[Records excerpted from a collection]
++++++++++++++++++++

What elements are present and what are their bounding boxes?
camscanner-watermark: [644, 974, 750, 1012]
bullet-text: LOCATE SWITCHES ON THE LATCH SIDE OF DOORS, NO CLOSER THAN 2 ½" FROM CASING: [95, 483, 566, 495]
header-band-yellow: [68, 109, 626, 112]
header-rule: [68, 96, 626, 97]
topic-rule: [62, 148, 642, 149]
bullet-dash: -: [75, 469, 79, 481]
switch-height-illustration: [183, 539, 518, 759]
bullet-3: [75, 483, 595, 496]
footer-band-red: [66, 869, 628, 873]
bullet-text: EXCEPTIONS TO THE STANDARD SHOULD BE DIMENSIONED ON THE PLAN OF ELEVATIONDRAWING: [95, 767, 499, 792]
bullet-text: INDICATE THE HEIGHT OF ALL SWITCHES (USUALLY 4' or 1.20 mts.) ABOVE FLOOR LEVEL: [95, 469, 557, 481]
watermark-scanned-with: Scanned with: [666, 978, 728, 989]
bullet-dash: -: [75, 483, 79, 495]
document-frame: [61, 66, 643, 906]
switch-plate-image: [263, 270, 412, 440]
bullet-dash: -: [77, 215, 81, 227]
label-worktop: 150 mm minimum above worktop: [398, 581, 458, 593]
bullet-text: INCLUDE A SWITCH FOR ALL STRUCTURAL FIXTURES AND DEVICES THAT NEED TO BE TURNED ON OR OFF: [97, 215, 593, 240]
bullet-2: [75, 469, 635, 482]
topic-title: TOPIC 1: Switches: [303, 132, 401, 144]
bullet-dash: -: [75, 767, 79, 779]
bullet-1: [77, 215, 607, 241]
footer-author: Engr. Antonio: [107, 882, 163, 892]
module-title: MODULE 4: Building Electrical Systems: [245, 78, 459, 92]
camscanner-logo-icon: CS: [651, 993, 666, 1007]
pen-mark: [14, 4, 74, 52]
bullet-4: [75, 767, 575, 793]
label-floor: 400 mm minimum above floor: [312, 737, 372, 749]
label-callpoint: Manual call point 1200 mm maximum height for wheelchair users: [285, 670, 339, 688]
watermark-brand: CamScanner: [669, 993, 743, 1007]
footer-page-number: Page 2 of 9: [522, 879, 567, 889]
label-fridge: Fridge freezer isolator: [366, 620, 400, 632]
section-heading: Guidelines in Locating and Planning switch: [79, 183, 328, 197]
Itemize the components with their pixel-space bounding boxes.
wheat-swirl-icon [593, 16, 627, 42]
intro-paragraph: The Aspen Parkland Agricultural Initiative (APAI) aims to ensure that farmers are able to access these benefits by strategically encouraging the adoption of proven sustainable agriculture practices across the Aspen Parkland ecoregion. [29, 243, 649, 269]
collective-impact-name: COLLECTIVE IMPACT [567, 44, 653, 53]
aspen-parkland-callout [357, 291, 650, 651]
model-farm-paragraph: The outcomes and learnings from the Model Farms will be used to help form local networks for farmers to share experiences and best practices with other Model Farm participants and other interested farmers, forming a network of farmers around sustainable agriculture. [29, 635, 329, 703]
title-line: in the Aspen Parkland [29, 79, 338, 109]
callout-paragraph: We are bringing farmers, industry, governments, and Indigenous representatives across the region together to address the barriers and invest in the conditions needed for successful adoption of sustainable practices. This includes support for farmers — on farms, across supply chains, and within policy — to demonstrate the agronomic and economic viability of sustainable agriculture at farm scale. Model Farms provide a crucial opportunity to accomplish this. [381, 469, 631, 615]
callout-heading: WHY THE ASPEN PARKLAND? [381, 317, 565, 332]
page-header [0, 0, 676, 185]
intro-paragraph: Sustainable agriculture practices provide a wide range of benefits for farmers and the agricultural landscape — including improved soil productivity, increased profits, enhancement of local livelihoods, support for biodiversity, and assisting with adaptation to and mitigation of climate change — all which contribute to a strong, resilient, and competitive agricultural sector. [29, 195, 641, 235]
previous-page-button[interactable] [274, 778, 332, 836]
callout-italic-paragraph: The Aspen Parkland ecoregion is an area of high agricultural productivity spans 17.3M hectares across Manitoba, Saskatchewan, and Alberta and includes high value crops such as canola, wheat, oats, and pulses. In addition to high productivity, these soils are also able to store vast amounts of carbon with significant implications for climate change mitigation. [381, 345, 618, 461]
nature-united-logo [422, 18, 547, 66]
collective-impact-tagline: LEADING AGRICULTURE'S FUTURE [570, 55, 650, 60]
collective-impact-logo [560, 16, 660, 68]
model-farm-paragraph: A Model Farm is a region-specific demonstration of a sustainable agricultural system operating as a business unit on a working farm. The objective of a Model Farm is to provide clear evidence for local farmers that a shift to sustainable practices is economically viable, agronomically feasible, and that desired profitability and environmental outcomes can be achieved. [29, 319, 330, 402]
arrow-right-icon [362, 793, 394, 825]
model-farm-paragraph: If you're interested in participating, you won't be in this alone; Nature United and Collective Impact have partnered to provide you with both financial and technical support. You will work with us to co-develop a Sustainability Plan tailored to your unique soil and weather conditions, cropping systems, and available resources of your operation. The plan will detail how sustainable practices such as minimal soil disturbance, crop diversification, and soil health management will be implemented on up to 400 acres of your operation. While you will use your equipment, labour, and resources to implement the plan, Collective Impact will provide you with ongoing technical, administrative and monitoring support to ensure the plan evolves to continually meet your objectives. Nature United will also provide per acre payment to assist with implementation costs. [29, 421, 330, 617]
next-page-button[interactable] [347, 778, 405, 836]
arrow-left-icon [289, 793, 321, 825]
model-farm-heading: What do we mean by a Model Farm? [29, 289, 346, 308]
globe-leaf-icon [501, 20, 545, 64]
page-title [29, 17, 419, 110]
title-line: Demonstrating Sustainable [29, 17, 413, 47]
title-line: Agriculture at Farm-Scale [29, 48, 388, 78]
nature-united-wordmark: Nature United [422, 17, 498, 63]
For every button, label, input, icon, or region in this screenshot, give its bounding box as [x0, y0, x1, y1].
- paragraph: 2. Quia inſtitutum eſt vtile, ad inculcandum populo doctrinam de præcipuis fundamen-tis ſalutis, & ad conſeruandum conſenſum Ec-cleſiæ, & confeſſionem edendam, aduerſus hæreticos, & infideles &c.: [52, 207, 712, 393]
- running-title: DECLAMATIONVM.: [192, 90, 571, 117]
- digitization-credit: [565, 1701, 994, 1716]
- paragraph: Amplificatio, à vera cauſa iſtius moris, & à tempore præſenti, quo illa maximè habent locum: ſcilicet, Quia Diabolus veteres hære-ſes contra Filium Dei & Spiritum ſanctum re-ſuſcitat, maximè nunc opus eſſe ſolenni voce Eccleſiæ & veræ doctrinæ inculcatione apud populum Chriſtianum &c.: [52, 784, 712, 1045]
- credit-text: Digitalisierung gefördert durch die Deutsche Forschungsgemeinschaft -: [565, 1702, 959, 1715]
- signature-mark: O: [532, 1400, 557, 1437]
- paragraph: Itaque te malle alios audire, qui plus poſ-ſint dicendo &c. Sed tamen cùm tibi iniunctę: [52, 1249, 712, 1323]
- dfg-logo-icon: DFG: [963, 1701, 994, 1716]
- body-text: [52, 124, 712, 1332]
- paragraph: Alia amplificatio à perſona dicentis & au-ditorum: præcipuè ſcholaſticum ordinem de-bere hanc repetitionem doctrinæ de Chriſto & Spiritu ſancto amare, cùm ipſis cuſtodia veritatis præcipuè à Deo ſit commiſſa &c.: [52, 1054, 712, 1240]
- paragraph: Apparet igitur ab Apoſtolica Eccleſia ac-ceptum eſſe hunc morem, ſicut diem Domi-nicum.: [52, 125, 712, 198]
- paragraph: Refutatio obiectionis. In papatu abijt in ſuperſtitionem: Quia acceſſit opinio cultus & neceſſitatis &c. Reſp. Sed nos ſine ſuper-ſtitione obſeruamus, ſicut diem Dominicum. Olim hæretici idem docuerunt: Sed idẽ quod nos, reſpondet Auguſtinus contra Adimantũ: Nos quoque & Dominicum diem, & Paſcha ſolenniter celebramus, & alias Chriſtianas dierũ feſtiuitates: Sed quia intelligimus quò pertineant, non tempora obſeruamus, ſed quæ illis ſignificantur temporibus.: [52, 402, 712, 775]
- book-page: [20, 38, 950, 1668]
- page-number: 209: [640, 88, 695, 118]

++++++++++++++++++++

SHORT TASK: Return the lines from the start of the entries up to and including the line containing "bullet-text: EXCEPTIONS TO", copying each one exactly.

WRITTEN REPLY:
What elements are present and what are their bounding boxes?
camscanner-watermark: [644, 974, 750, 1012]
bullet-text: LOCATE SWITCHES ON THE LATCH SIDE OF DOORS, NO CLOSER THAN 2 ½" FROM CASING: [95, 483, 566, 495]
header-band-yellow: [68, 109, 626, 112]
header-rule: [68, 96, 626, 97]
topic-rule: [62, 148, 642, 149]
bullet-dash: -: [75, 469, 79, 481]
switch-height-illustration: [183, 539, 518, 759]
bullet-3: [75, 483, 595, 496]
footer-band-red: [66, 869, 628, 873]
bullet-text: EXCEPTIONS TO THE STANDARD SHOULD BE DIMENSIONED ON THE PLAN OF ELEVATIONDRAWING: [95, 767, 499, 792]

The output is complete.